▶ Data lines
## BEGIN
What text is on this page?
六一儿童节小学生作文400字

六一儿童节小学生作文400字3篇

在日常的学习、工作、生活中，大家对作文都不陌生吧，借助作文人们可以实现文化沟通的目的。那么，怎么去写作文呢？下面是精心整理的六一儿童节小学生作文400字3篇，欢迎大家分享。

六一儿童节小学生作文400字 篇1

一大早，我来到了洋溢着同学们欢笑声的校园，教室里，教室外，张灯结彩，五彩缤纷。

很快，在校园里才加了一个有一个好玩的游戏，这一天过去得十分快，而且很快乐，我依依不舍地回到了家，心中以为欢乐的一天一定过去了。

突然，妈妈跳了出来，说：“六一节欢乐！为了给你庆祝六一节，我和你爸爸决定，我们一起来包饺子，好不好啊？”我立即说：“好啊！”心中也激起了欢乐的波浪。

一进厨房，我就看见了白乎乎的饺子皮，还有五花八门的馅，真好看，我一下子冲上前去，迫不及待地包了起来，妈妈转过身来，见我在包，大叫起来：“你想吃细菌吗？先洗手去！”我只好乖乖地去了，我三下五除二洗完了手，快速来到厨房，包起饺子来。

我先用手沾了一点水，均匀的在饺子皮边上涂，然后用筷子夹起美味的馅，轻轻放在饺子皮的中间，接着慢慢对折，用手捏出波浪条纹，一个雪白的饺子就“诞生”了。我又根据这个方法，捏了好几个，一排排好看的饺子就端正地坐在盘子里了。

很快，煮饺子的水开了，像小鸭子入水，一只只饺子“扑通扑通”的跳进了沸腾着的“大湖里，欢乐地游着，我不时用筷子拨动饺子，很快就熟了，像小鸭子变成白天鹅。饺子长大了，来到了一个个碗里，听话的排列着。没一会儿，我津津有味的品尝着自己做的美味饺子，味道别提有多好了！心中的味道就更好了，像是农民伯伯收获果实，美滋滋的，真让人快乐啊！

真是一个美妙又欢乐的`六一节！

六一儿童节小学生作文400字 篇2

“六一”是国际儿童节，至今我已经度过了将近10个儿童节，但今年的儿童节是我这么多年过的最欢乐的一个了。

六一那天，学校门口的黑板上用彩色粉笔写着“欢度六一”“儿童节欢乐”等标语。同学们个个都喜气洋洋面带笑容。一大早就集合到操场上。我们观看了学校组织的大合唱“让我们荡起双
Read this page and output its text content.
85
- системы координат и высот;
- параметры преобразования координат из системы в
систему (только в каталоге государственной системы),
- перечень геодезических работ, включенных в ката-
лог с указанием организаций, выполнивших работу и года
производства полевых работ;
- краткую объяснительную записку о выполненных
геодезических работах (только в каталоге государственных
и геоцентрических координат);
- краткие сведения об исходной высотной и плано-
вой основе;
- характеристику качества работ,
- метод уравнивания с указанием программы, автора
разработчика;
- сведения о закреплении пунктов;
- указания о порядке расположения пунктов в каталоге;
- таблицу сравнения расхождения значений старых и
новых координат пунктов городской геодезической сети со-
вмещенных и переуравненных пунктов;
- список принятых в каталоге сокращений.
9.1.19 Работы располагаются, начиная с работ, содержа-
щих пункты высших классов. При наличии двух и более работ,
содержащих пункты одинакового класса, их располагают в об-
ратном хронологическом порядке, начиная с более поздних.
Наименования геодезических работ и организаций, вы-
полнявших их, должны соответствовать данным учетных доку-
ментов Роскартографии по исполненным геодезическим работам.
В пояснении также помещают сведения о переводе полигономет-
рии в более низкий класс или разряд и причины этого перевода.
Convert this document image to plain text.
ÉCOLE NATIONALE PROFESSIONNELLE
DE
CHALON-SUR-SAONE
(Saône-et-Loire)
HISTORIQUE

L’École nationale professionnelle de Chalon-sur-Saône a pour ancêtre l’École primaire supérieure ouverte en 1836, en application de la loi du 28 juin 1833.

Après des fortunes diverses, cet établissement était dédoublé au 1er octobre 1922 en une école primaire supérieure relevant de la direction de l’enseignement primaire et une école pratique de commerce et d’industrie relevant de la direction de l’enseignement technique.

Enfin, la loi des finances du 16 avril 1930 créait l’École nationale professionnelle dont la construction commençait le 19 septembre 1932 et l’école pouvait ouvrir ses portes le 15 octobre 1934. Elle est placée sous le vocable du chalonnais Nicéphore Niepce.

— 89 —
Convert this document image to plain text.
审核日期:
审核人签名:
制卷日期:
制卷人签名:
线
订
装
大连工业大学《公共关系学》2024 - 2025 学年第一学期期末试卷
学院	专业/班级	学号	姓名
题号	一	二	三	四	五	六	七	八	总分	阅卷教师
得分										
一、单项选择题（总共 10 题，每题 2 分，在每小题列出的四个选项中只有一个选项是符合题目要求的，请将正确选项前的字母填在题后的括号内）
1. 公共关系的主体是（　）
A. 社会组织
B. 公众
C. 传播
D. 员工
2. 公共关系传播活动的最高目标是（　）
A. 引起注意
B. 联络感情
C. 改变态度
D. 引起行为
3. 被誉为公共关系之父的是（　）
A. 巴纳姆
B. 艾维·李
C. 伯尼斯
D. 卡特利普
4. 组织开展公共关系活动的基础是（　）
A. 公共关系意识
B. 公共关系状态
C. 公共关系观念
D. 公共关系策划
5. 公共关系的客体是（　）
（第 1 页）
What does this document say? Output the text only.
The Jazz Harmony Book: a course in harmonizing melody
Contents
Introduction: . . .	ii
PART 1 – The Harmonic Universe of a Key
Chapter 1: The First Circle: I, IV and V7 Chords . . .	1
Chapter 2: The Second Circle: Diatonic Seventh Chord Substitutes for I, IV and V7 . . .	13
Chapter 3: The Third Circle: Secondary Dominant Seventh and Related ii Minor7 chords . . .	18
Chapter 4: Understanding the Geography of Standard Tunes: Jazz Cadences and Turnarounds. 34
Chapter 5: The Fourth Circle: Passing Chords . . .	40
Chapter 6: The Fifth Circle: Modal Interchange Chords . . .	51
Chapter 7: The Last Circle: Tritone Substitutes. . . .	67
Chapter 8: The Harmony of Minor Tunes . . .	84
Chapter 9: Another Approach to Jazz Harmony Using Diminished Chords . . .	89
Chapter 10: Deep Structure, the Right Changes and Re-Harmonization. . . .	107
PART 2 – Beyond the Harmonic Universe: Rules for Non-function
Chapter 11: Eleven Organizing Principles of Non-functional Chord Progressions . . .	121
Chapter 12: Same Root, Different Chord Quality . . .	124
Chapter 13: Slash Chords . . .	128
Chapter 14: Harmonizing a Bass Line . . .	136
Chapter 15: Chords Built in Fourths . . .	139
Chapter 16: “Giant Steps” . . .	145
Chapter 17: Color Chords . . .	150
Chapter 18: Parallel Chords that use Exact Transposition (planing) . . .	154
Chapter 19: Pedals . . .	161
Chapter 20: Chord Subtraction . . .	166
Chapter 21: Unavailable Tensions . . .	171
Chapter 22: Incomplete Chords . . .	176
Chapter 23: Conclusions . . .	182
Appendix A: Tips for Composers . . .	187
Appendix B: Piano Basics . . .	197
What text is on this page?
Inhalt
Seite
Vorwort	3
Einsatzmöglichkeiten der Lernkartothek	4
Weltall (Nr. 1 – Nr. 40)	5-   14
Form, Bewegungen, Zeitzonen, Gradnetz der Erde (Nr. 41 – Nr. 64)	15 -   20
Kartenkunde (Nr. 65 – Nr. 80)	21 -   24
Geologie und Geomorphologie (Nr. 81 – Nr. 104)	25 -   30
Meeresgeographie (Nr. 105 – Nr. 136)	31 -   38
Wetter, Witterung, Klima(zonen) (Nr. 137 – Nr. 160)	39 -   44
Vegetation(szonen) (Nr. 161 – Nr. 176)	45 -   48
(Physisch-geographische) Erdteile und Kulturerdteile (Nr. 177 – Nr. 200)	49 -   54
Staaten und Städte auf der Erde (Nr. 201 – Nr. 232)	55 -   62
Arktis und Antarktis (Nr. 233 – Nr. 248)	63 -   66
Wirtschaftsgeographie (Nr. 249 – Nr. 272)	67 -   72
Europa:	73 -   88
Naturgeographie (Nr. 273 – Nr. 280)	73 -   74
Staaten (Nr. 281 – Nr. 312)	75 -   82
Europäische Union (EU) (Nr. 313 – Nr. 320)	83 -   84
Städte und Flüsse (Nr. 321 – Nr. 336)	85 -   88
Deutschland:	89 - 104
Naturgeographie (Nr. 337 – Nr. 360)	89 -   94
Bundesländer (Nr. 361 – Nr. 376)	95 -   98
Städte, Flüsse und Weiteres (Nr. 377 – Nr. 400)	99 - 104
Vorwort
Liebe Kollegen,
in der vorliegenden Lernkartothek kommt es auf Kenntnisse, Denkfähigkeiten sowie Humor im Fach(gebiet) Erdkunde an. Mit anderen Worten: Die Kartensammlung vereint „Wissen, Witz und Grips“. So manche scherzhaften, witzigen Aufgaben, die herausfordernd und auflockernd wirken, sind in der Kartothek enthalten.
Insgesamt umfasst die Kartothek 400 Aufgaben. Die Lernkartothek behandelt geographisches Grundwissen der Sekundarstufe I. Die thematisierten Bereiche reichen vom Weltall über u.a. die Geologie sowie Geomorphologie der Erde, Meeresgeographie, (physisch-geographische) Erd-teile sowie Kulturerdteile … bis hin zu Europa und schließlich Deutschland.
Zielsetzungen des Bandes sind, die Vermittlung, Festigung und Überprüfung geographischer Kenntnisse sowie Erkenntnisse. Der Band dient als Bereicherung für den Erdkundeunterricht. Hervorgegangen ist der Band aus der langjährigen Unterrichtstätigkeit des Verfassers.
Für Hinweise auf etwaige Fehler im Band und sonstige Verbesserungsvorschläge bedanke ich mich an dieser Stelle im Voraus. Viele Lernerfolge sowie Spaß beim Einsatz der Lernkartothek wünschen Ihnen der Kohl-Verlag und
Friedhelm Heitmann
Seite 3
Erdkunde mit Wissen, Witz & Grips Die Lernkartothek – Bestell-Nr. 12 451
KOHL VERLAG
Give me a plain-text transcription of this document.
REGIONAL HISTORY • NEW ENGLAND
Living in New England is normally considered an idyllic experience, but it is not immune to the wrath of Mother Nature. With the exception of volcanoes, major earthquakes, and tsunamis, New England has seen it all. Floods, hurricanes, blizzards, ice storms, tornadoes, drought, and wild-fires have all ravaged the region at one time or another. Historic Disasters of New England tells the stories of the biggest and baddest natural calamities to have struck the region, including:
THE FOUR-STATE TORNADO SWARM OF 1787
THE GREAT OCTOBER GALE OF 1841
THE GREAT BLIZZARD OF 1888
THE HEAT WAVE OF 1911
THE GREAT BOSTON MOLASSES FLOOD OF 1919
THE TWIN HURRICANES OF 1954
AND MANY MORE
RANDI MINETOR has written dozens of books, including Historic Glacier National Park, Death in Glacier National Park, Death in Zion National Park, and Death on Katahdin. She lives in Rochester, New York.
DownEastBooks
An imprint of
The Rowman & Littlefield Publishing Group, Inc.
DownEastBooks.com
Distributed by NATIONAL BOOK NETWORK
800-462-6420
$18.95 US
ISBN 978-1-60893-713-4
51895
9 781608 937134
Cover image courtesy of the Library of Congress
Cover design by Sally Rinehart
## END
▶ What to produce
Show the lines of the records that contain the word "Harmonic".

▶ Written reply
PART 1 – The Harmonic Universe of a Key
PART 2 – Beyond the Harmonic Universe: Rules for Non-function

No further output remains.